§ **INSTRUCTIONS TO FOLLOW**:
Reproduce every line of the records below verbatim, keeping the same order and making no alterations.

◇ ◇ ◇ ◇ ◇

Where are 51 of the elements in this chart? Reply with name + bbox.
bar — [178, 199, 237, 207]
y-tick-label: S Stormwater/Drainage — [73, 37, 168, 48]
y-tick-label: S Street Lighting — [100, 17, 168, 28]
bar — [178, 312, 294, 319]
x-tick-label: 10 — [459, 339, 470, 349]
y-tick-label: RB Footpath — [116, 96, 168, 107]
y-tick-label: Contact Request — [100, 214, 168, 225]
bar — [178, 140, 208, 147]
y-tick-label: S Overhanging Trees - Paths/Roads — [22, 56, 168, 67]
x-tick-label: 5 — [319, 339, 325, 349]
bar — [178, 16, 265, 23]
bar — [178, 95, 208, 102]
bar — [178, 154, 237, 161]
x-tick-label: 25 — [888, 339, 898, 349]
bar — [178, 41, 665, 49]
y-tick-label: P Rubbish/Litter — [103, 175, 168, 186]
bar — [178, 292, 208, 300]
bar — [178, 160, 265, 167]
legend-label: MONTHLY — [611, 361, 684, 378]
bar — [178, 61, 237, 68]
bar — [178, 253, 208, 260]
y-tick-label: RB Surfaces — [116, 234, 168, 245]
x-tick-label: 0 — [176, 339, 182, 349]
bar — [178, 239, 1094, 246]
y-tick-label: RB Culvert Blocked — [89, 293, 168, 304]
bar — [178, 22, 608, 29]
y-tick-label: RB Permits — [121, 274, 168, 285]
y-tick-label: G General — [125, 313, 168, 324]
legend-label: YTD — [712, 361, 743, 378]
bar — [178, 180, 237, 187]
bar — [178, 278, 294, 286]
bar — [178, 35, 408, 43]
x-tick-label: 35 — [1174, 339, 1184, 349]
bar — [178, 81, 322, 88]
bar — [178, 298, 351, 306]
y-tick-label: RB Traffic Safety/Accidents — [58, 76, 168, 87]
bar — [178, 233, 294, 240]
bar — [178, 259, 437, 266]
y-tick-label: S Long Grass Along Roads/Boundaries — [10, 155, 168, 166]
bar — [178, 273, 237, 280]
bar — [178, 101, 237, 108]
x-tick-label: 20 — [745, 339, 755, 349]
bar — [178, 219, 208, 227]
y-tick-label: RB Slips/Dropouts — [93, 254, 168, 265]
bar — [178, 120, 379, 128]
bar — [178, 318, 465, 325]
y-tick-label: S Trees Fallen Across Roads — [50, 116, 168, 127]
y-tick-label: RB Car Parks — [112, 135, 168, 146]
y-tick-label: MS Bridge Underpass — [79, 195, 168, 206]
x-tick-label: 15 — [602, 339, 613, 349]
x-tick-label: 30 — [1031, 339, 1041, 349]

◇ ◇ ◇ ◇ ◇

§ **WORKED SOLUTION**:
Where are 51 of the elements in this chart? Reply with name + bbox.
bar — [178, 199, 237, 207]
y-tick-label: S Stormwater/Drainage — [73, 37, 168, 48]
y-tick-label: S Street Lighting — [100, 17, 168, 28]
bar — [178, 312, 294, 319]
x-tick-label: 10 — [459, 339, 470, 349]
y-tick-label: RB Footpath — [116, 96, 168, 107]
y-tick-label: Contact Request — [100, 214, 168, 225]
bar — [178, 140, 208, 147]
y-tick-label: S Overhanging Trees - Paths/Roads — [22, 56, 168, 67]
x-tick-label: 5 — [319, 339, 325, 349]
bar — [178, 16, 265, 23]
bar — [178, 95, 208, 102]
bar — [178, 154, 237, 161]
x-tick-label: 25 — [888, 339, 898, 349]
bar — [178, 41, 665, 49]
y-tick-label: P Rubbish/Litter — [103, 175, 168, 186]
bar — [178, 292, 208, 300]
bar — [178, 160, 265, 167]
legend-label: MONTHLY — [611, 361, 684, 378]
bar — [178, 61, 237, 68]
bar — [178, 253, 208, 260]
y-tick-label: RB Surfaces — [116, 234, 168, 245]
x-tick-label: 0 — [176, 339, 182, 349]
bar — [178, 239, 1094, 246]
y-tick-label: RB Culvert Blocked — [89, 293, 168, 304]
bar — [178, 22, 608, 29]
y-tick-label: RB Permits — [121, 274, 168, 285]
y-tick-label: G General — [125, 313, 168, 324]
legend-label: YTD — [712, 361, 743, 378]
bar — [178, 180, 237, 187]
bar — [178, 278, 294, 286]
bar — [178, 35, 408, 43]
x-tick-label: 35 — [1174, 339, 1184, 349]
bar — [178, 81, 322, 88]
bar — [178, 298, 351, 306]
y-tick-label: RB Traffic Safety/Accidents — [58, 76, 168, 87]
bar — [178, 233, 294, 240]
bar — [178, 259, 437, 266]
y-tick-label: S Long Grass Along Roads/Boundaries — [10, 155, 168, 166]
bar — [178, 273, 237, 280]
bar — [178, 101, 237, 108]
x-tick-label: 20 — [745, 339, 755, 349]
bar — [178, 219, 208, 227]
y-tick-label: RB Slips/Dropouts — [93, 254, 168, 265]
bar — [178, 120, 379, 128]
bar — [178, 318, 465, 325]
y-tick-label: S Trees Fallen Across Roads — [50, 116, 168, 127]
y-tick-label: RB Car Parks — [112, 135, 168, 146]
y-tick-label: MS Bridge Underpass — [79, 195, 168, 206]
x-tick-label: 15 — [602, 339, 613, 349]
x-tick-label: 30 — [1031, 339, 1041, 349]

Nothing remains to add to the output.